### Things to do
1) Answer these questions using the court opinion:
(a) Which federal appeals court heard the case?
(b) In what year did Chambers begin working for the City?
(c) In what year was Chambers made foreman of the highway crew?
2) Repeat the part of the court opinion starting at "APPEALS FROM THE UNITED" and ending at "Lynch, Circuit Judge.".

### Selected excerpt
<<<<
Chambers v. City of Calais

    [NOT FOR PUBLICATION--NOT TO BE CITED AS PRECEDENT]
               United States Court of Appeals
                   For the First Circuit

Nos. 97-2072
   98-1050

                       ROLAND CHAMBERS,

            Plaintiff, Appellant, Cross-Appellee,

                              v.

                       CITY OF CALAIS,

            Defendant, Appellee, Cross-Appellant.

        APPEALS FROM THE UNITED STATES DISTRICT COURT

                  FOR THE DISTRICT OF MAINE

      [Hon. Eugene W. Beaulieu, U.S. Magistrate Judge]

                           Before

                    Selya, Circuit Judge,
               Bownes, Senior Circuit Judge,
                 and Lynch, Circuit Judge.

Wayne P. Doane, with whom Cuddy & Lanham and Joyce
Mykleby were on brief for appellant, cross-appellee.
Daniel L. LaCasse for appellee, cross-appellant.

August 18, 1998

Per Curiam. Roland Chambers sued his employer, the City
of Calais, Maine, following his demotion and the eventual
termination of his employment.  A jury found for Chambers on claims
of age discrimination under the federal Age Discrimination in
Employment Act (ADEA), 29 U.S.C.A.  621-634 (West Supp. 1998) and
the Maine Human Rights Act (MHRA), Me. Rev. Stat. Ann. tit. 5, 
4551-4633 (West 1997), but against Chambers on his claims of
disability discrimination under the Americans with Disabilities Act
(ADA), 42 U.S.C.A.  12111-12117 (West Supp. 1998).
Chambers appeals the magistrate judge's determination on
equitable remedies, challenging the judge's decision not to award
front pay, to offset an award of back pay with Chambers' income
from collateral sources, and not to award certain incidental
expenses.  The City appeals from the judge's denial of its renewed
motion for judgment as a matter of law, arguing that the evidence 
was insufficient for the jury to have found liability on Chambers'
age discrimination claim.  We affirm.
                             I.
We recite the facts as the jury could have found them, in
the light most favorable to its verdict.  See Wildman v. Lerner
Stores Corp., 771 F.2d 605, 607 (1st Cir. 1985).
Roland Chambers began working for the City in 1980, when
he was thirty-four years old.  Chambers worked most of his career
at the City's highway department.  He was made foreman of the
highway crew in 1990.  Because of lower back pain, Chambers
consulted a physician in 1993, who advised him against certain
physical activities.  Chambers gave a copy of this report to his
employer.
>>>>
Element and coordinate records
<<<<
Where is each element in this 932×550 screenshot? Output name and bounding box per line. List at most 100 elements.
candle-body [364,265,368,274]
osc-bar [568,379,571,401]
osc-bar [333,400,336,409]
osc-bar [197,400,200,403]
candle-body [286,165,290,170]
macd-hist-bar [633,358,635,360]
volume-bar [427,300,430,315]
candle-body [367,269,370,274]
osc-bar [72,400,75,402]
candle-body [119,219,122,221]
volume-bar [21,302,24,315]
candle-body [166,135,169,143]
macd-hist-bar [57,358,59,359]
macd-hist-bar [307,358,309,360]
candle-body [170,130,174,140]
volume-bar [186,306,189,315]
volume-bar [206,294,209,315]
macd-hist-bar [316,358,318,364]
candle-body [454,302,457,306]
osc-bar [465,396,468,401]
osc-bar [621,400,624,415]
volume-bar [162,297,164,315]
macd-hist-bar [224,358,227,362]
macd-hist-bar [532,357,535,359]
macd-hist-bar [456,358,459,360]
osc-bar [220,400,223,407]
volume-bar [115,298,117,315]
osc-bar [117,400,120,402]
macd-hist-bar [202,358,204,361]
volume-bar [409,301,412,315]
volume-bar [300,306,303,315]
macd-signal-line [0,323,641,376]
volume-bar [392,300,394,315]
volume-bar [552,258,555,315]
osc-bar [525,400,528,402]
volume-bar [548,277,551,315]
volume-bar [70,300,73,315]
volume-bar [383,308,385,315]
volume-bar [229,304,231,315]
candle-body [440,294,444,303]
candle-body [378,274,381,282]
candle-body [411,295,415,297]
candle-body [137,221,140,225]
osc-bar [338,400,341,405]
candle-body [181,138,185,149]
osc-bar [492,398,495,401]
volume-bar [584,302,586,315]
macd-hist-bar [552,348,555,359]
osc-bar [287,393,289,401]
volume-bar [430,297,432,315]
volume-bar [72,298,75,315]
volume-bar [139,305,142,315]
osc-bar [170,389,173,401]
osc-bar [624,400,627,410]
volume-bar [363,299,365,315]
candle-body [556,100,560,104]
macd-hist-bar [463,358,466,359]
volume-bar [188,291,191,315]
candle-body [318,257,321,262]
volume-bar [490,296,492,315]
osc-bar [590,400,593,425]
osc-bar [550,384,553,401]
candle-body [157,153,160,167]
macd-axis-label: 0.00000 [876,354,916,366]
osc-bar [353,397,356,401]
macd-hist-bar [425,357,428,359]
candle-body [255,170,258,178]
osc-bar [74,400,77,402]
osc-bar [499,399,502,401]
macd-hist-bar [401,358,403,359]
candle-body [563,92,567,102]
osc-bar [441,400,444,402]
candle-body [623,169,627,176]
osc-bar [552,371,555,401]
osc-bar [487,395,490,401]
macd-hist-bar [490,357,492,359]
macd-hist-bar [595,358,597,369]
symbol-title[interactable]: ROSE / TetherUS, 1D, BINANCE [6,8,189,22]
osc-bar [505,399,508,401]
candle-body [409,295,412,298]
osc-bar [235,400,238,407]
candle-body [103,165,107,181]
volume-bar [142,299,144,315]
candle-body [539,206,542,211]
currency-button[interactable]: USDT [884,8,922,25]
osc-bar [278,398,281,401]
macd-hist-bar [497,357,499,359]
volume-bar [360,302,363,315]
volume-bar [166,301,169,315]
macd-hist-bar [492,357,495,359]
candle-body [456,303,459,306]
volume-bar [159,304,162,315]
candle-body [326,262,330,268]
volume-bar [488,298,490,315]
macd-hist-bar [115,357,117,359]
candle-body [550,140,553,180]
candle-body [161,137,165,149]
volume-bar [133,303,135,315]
>>>>
### Results by task
1)
(a) The United States Court of Appeals for the First Circuit
(b) 1980
(c) 1990

2)
APPEALS FROM THE UNITED STATES DISTRICT COURT

                  FOR THE DISTRICT OF MAINE

      [Hon. Eugene W. Beaulieu, U.S. Magistrate Judge]

                           Before

                    Selya, Circuit Judge,
               Bownes, Senior Circuit Judge,
                 and Lynch, Circuit Judge.